§ **DIRECTIVE**: Please set down the part of the forum thread on Target store security starting with "## SuckLead (Jul" and going on through "have them. LOL!", word for word.

§ **EXTRACT PROVIDED**:
·····

# Target Store Security



## Todd (Jul 3, 2006)

Recently on two separate trips to two separate Target stores, I have noticed that the Target "Security Officer" standing guard at the front door is sporting a utility belt that Batman would be jealous of; including handcuffs! Has anyone else noticed this? I was always under the impression that these guys had no powers to physically detain anyone, let alone with cuffs. I know when I worked retail (and I've worked a lot of retail) we weren't even allowed to approach someone who we thought may have stolen anything. Then again, I am not a highly trained :smt171, so that policy made my life safer! 

I'm curious to know what you guys and gals know about a store security personnel's ability to detain? Are these guys simply over the top and flashing the cuffs to make the general population feel safe, or do they have the ability to cuff and physically detain someone?


----------



## -gunut- (May 8, 2006)

You know I just noticed that yesterday. First time I had seen one there (though I do not go there often). Yeah I would think they would be able to detain. Basically a citizens arrest.


----------



## SuckLead (Jul 4, 2006)

I don't know about the Target rent-a-cops, I've seen them, but what their power is exactly, who knows. I know when I worked armored we were told we were allowed to detain someone without the use of cuffs. We weren't even allowed to carry them. Not that an armored guard will actually detain anyone... they train them to run away, not toward. LOL! It could be an outside company hired by Target, I guess. In which case they could possibly be allowed to use the cuffs. Otherwise, they may carry them just as a deterant or their boss doesn't know they have them. LOL!


----------



## tony pasley (May 6, 2006)

All flash no power unless they are off duty officer picking up extra money. Un less Certified Peace Officer.

·····

§ **INFORMATION SUPPLIED**:
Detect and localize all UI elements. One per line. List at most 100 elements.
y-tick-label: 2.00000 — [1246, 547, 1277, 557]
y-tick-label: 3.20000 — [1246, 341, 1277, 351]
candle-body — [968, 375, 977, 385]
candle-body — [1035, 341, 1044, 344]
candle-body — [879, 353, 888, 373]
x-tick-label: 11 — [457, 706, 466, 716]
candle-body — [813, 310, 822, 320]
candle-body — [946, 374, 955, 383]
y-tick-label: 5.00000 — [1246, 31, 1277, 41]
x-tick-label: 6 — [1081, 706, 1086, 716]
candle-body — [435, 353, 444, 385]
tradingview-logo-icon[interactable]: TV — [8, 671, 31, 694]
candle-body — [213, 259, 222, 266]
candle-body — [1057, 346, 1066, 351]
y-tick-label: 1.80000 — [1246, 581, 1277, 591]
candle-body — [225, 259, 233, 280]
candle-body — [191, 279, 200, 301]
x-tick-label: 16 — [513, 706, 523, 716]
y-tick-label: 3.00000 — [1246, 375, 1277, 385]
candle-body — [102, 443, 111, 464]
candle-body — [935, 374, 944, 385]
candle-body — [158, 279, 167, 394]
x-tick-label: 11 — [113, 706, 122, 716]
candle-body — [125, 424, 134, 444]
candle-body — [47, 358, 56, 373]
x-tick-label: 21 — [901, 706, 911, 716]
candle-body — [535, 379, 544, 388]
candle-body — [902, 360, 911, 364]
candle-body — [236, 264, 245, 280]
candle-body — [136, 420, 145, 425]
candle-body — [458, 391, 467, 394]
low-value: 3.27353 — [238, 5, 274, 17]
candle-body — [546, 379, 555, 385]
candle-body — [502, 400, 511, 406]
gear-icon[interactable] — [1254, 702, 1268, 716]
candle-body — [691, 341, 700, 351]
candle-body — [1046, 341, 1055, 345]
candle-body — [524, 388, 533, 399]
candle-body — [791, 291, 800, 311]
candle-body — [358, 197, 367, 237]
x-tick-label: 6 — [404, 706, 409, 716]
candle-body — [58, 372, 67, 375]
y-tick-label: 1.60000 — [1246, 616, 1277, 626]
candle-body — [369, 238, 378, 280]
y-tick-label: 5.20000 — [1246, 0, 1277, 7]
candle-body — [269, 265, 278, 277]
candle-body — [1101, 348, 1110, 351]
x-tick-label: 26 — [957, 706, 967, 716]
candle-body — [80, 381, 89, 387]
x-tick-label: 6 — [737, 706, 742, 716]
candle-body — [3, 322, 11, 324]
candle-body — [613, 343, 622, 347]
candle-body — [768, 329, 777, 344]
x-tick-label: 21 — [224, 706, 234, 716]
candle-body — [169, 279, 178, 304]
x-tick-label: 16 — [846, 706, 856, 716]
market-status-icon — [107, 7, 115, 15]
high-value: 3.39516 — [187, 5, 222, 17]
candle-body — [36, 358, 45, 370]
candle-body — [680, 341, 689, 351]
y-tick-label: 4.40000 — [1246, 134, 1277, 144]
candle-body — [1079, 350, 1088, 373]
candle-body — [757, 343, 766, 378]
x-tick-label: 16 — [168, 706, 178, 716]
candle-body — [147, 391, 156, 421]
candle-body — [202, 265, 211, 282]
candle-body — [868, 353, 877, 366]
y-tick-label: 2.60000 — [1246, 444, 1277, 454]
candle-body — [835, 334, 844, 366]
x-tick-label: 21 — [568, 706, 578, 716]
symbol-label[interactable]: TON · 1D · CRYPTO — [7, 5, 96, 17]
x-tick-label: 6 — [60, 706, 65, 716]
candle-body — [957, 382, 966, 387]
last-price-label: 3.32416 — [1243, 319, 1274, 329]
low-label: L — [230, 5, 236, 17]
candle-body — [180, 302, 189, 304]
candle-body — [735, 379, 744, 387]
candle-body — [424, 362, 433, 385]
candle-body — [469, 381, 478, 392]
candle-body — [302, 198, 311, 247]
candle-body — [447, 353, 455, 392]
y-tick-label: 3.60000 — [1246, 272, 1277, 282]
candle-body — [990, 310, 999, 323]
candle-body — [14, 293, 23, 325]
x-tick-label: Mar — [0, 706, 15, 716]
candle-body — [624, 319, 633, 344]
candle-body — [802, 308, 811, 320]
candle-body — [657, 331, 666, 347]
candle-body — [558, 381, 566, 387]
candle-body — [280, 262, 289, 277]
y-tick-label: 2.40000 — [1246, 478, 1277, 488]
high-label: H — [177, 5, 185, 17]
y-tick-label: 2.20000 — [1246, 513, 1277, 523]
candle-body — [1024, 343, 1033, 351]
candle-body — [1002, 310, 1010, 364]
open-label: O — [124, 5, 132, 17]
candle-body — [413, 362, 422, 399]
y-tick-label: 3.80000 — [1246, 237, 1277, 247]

·····

§ **EXPECTED ANSWER**:
## SuckLead (Jul 4, 2006)

I don't know about the Target rent-a-cops, I've seen them, but what their power is exactly, who knows. I know when I worked armored we were told we were allowed to detain someone without the use of cuffs. We weren't even allowed to carry them. Not that an armored guard will actually detain anyone... they train them to run away, not toward. LOL! It could be an outside company hired by Target, I guess. In which case they could possibly be allowed to use the cuffs. Otherwise, they may carry them just as a deterant or their boss doesn't know they have them. LOL!